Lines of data

:::::

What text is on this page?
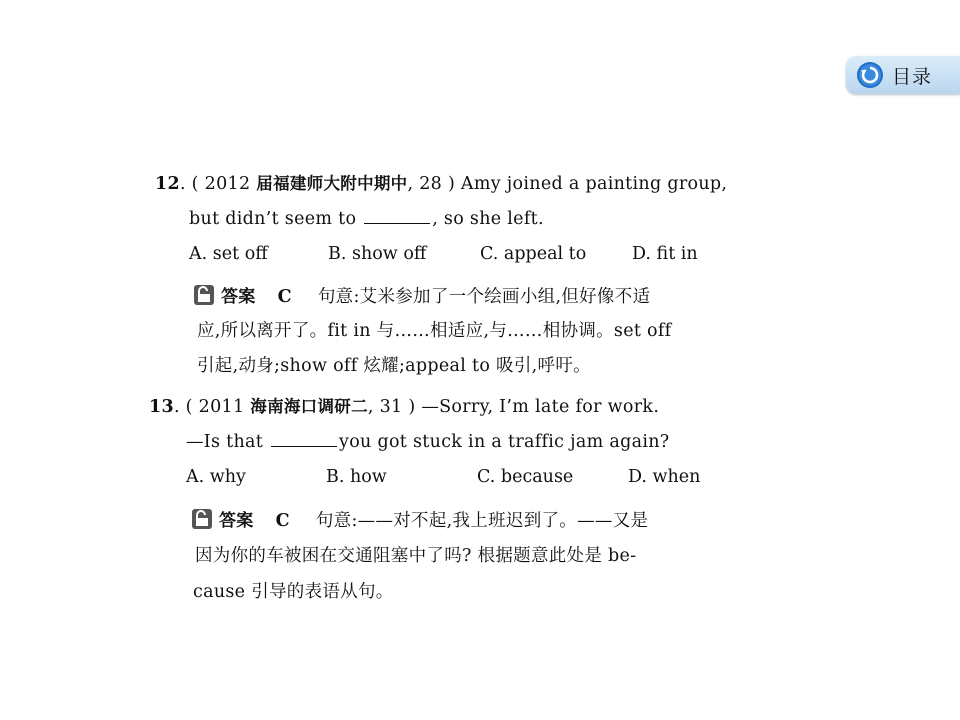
目录
12. ( 2012 届福建师大附中期中, 28 ) Amy joined a painting group,
but didn’t seem to	, so she left.
A. set off	B. show off	C. appeal to	D. fit in
答案 C 句意:艾米参加了一个绘画小组,但好像不适
应,所以离开了。fit in 与……相适应,与……相协调。set off
引起,动身;show off 炫耀;appeal to 吸引,呼吁。
13. ( 2011 海南海口调研二, 31 ) —Sorry, I’m late for work.
—Is that	you got stuck in a traffic jam again?
A. why	B. how	C. because	D. when
答案 C 句意:——对不起,我上班迟到了。——又是
因为你的车被困在交通阻塞中了吗? 根据题意此处是 be-
cause 引导的表语从句。
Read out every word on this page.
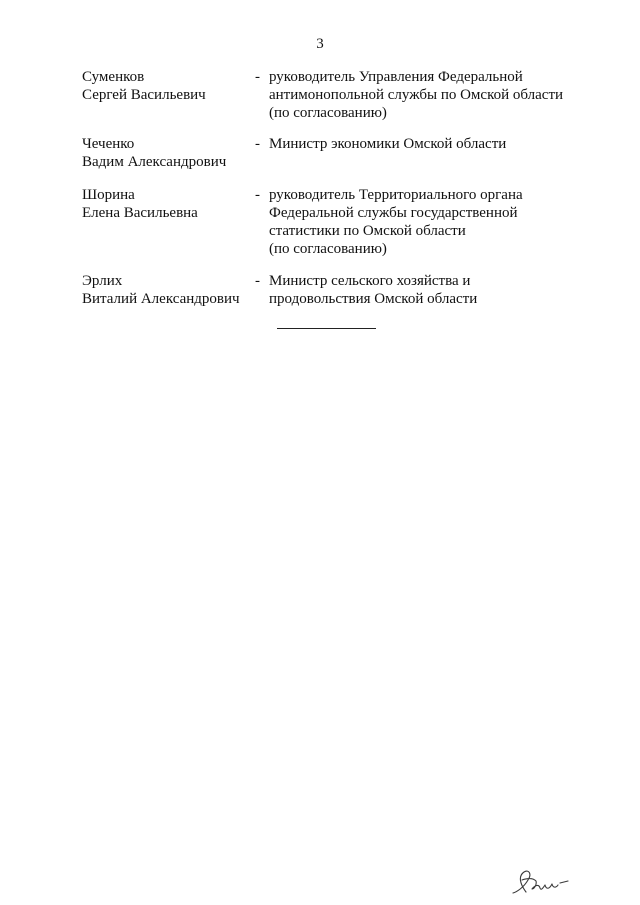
3
Суменков
Сергей Васильевич
- руководитель Управления Федеральной
антимонопольной службы по Омской области
(по согласованию)
Чеченко
Вадим Александрович
- Министр экономики Омской области

Шорина
Елена Васильевна
- руководитель Территориального органа
Федеральной службы государственной
статистики по Омской области
(по согласованию)
Эрлих
Виталий Александрович
- Министр сельского хозяйства и
продовольствия Омской области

:::::

▶ Work to complete
Return all lines with the word "this" in them.

▶ Task output
What text is on this page?
Read out every word on this page.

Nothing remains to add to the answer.